What you should do – Find the lines with "will" in them and copy them out.

=-=-=-=-=

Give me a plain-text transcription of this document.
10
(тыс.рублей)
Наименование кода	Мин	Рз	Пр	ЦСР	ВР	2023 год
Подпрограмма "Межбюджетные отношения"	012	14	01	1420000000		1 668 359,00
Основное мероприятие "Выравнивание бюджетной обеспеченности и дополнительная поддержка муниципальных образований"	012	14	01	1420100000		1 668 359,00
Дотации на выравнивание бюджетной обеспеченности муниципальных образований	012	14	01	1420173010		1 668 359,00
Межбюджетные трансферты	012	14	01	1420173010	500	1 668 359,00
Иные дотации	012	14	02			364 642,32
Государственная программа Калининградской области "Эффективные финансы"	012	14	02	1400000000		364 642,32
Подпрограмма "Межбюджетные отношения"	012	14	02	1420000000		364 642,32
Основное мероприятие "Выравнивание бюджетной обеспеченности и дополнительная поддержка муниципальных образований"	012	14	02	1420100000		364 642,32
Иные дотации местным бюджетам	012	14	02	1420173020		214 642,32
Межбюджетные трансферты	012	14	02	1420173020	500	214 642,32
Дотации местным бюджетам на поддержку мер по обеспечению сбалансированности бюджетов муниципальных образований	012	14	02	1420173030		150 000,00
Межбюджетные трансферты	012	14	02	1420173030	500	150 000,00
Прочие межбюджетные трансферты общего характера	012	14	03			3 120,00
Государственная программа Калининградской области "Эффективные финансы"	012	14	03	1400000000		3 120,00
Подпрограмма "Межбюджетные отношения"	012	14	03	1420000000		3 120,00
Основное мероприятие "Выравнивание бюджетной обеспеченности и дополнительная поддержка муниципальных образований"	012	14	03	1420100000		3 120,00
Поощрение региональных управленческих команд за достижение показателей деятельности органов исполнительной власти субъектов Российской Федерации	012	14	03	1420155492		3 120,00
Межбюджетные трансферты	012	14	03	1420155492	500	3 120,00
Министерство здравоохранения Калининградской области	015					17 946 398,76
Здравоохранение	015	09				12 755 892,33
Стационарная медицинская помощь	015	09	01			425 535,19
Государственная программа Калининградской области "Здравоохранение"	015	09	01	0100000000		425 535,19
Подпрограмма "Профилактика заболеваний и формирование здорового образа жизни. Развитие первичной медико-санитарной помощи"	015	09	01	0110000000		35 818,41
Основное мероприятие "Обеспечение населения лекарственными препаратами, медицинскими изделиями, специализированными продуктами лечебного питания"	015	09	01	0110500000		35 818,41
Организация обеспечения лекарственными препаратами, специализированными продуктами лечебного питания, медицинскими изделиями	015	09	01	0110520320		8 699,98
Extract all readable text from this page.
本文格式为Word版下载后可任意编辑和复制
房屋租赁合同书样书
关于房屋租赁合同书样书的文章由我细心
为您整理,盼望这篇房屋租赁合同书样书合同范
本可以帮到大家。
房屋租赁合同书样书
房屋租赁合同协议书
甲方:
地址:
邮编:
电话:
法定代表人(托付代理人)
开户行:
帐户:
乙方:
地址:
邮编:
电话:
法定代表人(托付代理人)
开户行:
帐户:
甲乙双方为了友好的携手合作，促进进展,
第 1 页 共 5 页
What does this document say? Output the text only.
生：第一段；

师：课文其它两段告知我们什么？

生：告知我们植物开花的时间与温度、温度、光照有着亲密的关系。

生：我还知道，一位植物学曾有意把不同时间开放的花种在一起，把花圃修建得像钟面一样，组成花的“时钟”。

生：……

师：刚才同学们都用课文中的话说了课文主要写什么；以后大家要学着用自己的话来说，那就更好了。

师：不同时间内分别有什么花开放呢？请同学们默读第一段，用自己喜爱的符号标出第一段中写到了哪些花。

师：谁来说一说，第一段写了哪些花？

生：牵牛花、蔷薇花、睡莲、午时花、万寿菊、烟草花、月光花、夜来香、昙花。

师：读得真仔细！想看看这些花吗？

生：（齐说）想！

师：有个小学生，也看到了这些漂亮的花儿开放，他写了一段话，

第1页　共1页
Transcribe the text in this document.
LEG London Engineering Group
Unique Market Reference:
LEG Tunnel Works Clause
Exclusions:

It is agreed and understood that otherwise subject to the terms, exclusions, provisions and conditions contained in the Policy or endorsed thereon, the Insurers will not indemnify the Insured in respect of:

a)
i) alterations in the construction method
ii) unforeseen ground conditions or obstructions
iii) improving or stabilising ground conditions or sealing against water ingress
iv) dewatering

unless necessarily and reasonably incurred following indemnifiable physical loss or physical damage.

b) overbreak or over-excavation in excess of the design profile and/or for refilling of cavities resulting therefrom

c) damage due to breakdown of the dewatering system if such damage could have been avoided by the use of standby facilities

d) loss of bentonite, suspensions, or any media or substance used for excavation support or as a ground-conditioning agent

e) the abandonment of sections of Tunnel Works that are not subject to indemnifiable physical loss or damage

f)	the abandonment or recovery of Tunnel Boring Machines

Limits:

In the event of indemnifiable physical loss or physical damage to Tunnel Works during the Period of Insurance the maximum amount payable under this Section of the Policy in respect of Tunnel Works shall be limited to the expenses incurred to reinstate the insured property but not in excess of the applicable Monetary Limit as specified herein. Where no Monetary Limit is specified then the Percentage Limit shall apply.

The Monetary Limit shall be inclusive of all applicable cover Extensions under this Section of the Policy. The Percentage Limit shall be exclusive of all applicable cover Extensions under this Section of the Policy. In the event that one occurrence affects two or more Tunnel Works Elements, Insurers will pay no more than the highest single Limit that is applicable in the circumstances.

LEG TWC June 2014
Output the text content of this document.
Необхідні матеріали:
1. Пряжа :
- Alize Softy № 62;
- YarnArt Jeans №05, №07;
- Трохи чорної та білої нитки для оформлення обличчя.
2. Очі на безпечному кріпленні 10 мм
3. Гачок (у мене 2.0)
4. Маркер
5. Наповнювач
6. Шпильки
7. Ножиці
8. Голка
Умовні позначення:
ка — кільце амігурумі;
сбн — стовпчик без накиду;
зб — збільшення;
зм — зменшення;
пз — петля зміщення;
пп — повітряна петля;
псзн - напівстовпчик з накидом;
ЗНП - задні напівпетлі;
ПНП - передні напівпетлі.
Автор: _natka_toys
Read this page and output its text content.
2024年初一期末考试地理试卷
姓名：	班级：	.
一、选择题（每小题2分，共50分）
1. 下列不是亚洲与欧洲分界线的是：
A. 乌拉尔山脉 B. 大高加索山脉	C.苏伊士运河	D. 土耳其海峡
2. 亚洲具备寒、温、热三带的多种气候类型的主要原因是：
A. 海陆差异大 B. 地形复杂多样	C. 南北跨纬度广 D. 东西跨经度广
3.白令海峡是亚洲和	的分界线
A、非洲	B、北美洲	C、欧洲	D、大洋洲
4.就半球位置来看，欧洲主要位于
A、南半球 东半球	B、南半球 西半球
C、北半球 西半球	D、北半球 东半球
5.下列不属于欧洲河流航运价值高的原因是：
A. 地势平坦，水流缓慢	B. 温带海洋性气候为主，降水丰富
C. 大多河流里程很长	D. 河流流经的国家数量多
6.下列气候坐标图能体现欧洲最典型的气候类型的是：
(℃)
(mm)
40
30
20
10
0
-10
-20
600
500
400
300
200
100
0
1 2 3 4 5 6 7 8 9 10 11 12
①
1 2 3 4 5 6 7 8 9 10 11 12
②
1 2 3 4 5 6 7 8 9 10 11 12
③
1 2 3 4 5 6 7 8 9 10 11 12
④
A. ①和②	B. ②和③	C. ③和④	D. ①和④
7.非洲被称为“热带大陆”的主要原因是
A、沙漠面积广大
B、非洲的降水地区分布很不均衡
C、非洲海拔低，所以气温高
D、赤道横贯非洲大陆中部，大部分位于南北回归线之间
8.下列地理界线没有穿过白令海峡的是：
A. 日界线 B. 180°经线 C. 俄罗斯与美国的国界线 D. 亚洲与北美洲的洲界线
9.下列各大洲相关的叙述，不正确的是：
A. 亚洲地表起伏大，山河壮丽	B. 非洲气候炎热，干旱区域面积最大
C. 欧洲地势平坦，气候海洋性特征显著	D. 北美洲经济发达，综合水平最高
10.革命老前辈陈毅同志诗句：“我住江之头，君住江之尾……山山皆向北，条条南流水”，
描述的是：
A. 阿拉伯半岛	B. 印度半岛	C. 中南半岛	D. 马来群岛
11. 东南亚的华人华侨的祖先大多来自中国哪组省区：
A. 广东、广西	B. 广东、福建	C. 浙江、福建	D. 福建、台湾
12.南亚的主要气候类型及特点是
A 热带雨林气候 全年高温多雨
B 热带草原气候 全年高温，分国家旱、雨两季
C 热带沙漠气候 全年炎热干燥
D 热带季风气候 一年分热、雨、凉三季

=-=-=-=-=

Complete answer –
It is agreed and understood that otherwise subject to the terms, exclusions, provisions and conditions contained in the Policy or endorsed thereon, the Insurers will not indemnify the Insured in respect of:
The Monetary Limit shall be inclusive of all applicable cover Extensions under this Section of the Policy. The Percentage Limit shall be exclusive of all applicable cover Extensions under this Section of the Policy. In the event that one occurrence affects two or more Tunnel Works Elements, Insurers will pay no more than the highest single Limit that is applicable in the circumstances.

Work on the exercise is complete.